#### EXCERPTED RECORDS:
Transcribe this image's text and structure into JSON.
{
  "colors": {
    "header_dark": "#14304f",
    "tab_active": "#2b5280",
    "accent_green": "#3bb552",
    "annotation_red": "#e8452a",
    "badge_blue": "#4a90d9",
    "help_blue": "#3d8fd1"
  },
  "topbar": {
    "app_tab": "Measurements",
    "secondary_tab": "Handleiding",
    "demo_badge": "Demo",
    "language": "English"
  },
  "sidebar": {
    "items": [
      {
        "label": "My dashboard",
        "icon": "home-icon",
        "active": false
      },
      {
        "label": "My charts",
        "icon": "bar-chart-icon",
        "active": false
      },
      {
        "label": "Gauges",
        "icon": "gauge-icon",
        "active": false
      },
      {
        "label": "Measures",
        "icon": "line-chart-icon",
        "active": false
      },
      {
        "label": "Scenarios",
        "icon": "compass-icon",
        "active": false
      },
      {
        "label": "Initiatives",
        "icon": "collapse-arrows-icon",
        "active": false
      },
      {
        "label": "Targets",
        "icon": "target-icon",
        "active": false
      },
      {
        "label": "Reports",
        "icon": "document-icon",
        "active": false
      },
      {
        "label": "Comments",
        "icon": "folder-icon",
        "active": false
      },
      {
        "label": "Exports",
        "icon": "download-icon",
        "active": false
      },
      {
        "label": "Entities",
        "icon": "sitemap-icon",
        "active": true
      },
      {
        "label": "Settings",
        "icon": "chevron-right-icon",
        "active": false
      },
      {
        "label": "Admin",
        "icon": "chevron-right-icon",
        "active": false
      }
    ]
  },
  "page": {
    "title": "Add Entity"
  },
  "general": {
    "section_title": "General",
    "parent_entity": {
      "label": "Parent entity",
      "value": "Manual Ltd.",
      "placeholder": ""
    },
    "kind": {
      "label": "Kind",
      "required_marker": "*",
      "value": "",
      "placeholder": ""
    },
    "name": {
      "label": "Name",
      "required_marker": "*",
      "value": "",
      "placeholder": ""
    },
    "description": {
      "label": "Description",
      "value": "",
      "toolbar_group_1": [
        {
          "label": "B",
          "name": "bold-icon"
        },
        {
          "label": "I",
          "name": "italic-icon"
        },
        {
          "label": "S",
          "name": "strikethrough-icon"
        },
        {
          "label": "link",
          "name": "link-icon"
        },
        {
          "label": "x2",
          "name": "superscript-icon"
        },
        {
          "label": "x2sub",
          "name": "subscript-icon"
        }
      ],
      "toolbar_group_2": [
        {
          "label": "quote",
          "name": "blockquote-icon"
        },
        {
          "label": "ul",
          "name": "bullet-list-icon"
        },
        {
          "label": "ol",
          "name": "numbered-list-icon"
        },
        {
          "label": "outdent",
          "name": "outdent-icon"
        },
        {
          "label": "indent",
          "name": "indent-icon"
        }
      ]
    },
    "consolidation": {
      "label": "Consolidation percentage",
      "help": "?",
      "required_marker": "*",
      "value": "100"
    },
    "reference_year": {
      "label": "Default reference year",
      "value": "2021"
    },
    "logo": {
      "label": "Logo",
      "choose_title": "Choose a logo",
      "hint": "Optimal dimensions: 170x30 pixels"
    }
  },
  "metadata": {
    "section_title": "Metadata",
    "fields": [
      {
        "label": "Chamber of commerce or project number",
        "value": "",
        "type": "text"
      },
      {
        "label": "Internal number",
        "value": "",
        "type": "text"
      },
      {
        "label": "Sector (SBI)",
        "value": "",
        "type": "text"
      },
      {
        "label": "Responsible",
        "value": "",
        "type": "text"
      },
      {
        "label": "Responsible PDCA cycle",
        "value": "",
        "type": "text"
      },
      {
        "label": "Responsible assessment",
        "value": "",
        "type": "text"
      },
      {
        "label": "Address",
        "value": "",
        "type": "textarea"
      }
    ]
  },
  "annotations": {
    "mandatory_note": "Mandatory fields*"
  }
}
...
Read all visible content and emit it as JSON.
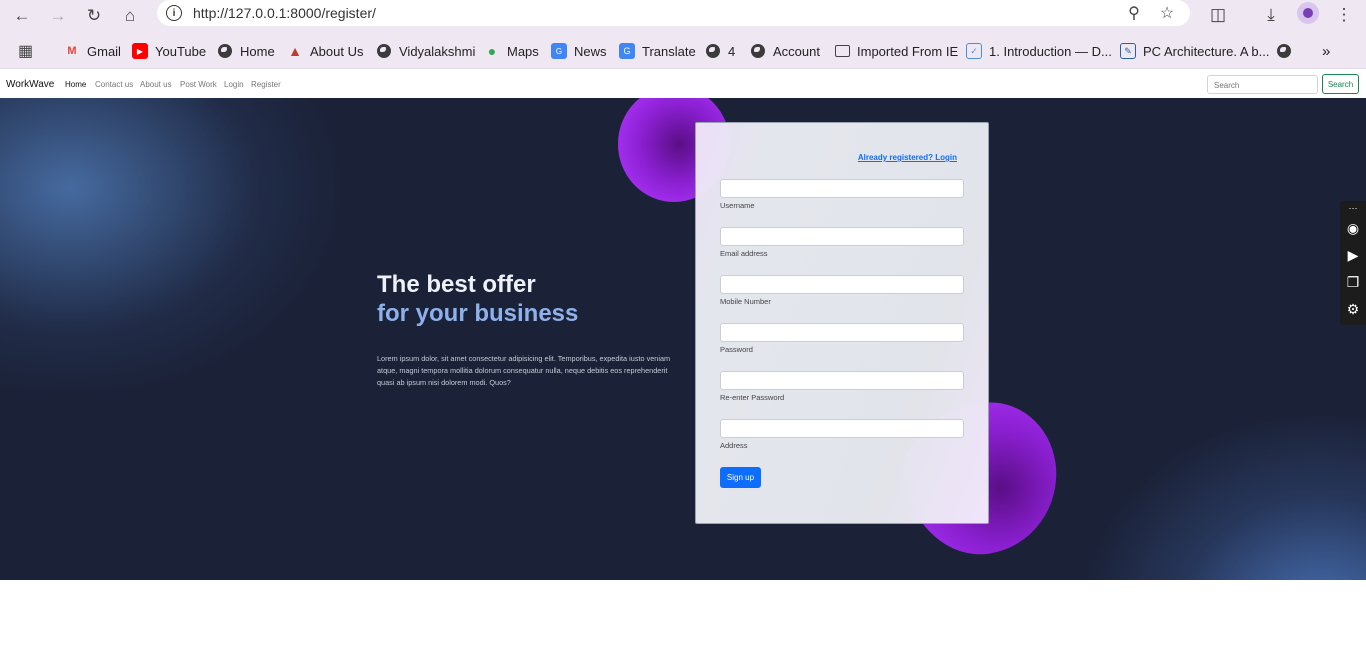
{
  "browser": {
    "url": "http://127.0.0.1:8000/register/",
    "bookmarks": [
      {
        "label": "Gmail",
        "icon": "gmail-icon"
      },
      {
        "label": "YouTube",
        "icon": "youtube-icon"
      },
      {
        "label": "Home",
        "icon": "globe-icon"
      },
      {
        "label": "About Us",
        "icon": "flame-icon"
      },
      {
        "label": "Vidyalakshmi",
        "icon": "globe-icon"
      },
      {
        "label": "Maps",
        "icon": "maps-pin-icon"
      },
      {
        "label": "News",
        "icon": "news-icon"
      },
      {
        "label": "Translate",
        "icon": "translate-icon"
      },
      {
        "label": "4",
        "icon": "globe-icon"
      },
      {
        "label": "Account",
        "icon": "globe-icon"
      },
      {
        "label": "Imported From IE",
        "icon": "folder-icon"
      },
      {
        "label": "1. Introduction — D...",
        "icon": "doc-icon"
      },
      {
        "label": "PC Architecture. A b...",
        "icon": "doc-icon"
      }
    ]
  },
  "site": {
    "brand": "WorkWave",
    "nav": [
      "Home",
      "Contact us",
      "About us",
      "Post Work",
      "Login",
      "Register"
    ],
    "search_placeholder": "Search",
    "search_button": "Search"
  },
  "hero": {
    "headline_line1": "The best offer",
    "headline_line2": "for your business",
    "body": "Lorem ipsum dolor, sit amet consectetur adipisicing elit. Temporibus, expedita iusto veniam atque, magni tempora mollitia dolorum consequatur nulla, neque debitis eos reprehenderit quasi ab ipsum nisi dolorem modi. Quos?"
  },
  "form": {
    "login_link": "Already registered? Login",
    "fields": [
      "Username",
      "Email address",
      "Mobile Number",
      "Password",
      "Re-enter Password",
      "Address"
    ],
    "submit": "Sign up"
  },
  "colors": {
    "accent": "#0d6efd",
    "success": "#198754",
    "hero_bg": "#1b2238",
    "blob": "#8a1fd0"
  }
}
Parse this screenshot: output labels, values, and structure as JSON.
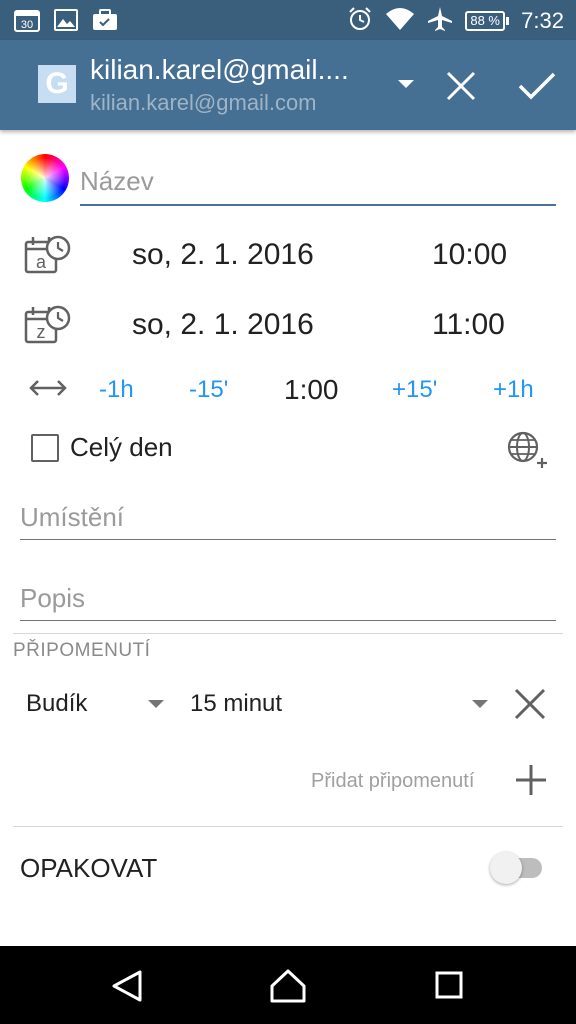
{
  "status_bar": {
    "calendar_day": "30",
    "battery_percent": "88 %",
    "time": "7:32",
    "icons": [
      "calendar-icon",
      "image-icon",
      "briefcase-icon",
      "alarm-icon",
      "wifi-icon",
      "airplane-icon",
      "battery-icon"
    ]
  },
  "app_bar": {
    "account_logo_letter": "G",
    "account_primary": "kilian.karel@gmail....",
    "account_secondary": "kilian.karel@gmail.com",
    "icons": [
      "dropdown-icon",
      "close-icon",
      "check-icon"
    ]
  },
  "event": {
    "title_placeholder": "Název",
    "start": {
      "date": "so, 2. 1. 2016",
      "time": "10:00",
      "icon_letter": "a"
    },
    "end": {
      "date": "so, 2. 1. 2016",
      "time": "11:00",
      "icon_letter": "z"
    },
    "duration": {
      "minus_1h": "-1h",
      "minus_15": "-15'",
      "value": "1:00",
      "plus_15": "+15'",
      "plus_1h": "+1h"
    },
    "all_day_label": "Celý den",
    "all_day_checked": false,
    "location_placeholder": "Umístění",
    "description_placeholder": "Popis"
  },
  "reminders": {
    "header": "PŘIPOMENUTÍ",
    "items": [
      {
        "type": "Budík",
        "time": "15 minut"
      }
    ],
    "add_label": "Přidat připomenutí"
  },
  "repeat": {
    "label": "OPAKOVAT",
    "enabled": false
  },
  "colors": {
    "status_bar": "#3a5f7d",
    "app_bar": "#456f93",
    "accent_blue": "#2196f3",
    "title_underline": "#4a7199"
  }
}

#### DIRECTIONS FOR THIS TASK:
Count the lines above in which the word "list" appears, then state only that count.

#### WRITTEN ANSWER:
2